• Aim of the task
Write the material out again exactly.

• Records provided
__________________________________________________

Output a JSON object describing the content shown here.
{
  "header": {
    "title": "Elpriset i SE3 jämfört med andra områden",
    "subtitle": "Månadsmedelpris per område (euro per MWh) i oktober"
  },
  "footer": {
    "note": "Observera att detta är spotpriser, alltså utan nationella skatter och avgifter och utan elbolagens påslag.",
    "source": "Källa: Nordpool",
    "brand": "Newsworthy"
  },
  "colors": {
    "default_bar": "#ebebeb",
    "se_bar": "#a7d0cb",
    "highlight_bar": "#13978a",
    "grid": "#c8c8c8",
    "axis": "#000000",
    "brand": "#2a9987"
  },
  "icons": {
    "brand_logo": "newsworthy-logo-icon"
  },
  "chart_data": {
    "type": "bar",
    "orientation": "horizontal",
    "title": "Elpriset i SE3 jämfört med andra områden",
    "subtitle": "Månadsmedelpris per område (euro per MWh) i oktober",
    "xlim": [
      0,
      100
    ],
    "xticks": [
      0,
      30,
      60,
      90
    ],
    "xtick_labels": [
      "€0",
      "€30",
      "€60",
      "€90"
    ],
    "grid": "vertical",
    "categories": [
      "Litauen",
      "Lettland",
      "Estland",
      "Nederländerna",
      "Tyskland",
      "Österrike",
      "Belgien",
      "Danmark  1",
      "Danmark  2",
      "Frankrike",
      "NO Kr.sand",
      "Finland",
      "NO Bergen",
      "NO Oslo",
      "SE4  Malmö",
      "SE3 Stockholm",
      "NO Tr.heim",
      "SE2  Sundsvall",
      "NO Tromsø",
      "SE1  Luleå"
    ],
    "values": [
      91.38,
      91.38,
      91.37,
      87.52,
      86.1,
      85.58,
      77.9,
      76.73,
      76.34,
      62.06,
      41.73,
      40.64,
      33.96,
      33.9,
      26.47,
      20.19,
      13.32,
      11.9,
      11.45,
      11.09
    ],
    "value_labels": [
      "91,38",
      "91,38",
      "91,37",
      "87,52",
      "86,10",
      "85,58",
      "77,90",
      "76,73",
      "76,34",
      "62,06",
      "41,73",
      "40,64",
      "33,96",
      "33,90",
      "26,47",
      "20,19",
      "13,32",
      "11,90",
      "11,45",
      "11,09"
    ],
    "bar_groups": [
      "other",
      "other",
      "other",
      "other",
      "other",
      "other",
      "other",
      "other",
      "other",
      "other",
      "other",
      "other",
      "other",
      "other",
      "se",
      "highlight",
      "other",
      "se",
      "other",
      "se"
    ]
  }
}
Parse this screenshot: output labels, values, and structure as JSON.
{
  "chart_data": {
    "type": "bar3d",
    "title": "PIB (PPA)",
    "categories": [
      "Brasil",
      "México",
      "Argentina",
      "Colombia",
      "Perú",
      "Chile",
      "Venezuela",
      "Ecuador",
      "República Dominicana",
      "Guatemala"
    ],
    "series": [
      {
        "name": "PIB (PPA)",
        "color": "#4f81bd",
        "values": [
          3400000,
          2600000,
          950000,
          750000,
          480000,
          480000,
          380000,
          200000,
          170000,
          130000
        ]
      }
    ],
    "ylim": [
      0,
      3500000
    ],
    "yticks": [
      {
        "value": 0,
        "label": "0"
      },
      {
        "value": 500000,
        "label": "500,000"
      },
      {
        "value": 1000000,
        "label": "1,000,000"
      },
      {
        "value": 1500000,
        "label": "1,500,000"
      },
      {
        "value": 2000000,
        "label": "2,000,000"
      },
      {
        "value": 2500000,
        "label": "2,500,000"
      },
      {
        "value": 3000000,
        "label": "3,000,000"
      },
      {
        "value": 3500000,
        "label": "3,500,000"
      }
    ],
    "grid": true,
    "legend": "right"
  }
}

__________________________________________________

• Expected output
Output a JSON object describing the content shown here.
{
  "header": {
    "title": "Elpriset i SE3 jämfört med andra områden",
    "subtitle": "Månadsmedelpris per område (euro per MWh) i oktober"
  },
  "footer": {
    "note": "Observera att detta är spotpriser, alltså utan nationella skatter och avgifter och utan elbolagens påslag.",
    "source": "Källa: Nordpool",
    "brand": "Newsworthy"
  },
  "colors": {
    "default_bar": "#ebebeb",
    "se_bar": "#a7d0cb",
    "highlight_bar": "#13978a",
    "grid": "#c8c8c8",
    "axis": "#000000",
    "brand": "#2a9987"
  },
  "icons": {
    "brand_logo": "newsworthy-logo-icon"
  },
  "chart_data": {
    "type": "bar",
    "orientation": "horizontal",
    "title": "Elpriset i SE3 jämfört med andra områden",
    "subtitle": "Månadsmedelpris per område (euro per MWh) i oktober",
    "xlim": [
      0,
      100
    ],
    "xticks": [
      0,
      30,
      60,
      90
    ],
    "xtick_labels": [
      "€0",
      "€30",
      "€60",
      "€90"
    ],
    "grid": "vertical",
    "categories": [
      "Litauen",
      "Lettland",
      "Estland",
      "Nederländerna",
      "Tyskland",
      "Österrike",
      "Belgien",
      "Danmark  1",
      "Danmark  2",
      "Frankrike",
      "NO Kr.sand",
      "Finland",
      "NO Bergen",
      "NO Oslo",
      "SE4  Malmö",
      "SE3 Stockholm",
      "NO Tr.heim",
      "SE2  Sundsvall",
      "NO Tromsø",
      "SE1  Luleå"
    ],
    "values": [
      91.38,
      91.38,
      91.37,
      87.52,
      86.1,
      85.58,
      77.9,
      76.73,
      76.34,
      62.06,
      41.73,
      40.64,
      33.96,
      33.9,
      26.47,
      20.19,
      13.32,
      11.9,
      11.45,
      11.09
    ],
    "value_labels": [
      "91,38",
      "91,38",
      "91,37",
      "87,52",
      "86,10",
      "85,58",
      "77,90",
      "76,73",
      "76,34",
      "62,06",
      "41,73",
      "40,64",
      "33,96",
      "33,90",
      "26,47",
      "20,19",
      "13,32",
      "11,90",
      "11,45",
      "11,09"
    ],
    "bar_groups": [
      "other",
      "other",
      "other",
      "other",
      "other",
      "other",
      "other",
      "other",
      "other",
      "other",
      "other",
      "other",
      "other",
      "other",
      "se",
      "highlight",
      "other",
      "se",
      "other",
      "se"
    ]
  }
}
Parse this screenshot: output labels, values, and structure as JSON.
{
  "chart_data": {
    "type": "bar3d",
    "title": "PIB (PPA)",
    "categories": [
      "Brasil",
      "México",
      "Argentina",
      "Colombia",
      "Perú",
      "Chile",
      "Venezuela",
      "Ecuador",
      "República Dominicana",
      "Guatemala"
    ],
    "series": [
      {
        "name": "PIB (PPA)",
        "color": "#4f81bd",
        "values": [
          3400000,
          2600000,
          950000,
          750000,
          480000,
          480000,
          380000,
          200000,
          170000,
          130000
        ]
      }
    ],
    "ylim": [
      0,
      3500000
    ],
    "yticks": [
      {
        "value": 0,
        "label": "0"
      },
      {
        "value": 500000,
        "label": "500,000"
      },
      {
        "value": 1000000,
        "label": "1,000,000"
      },
      {
        "value": 1500000,
        "label": "1,500,000"
      },
      {
        "value": 2000000,
        "label": "2,000,000"
      },
      {
        "value": 2500000,
        "label": "2,500,000"
      },
      {
        "value": 3000000,
        "label": "3,000,000"
      },
      {
        "value": 3500000,
        "label": "3,500,000"
      }
    ],
    "grid": true,
    "legend": "right"
  }
}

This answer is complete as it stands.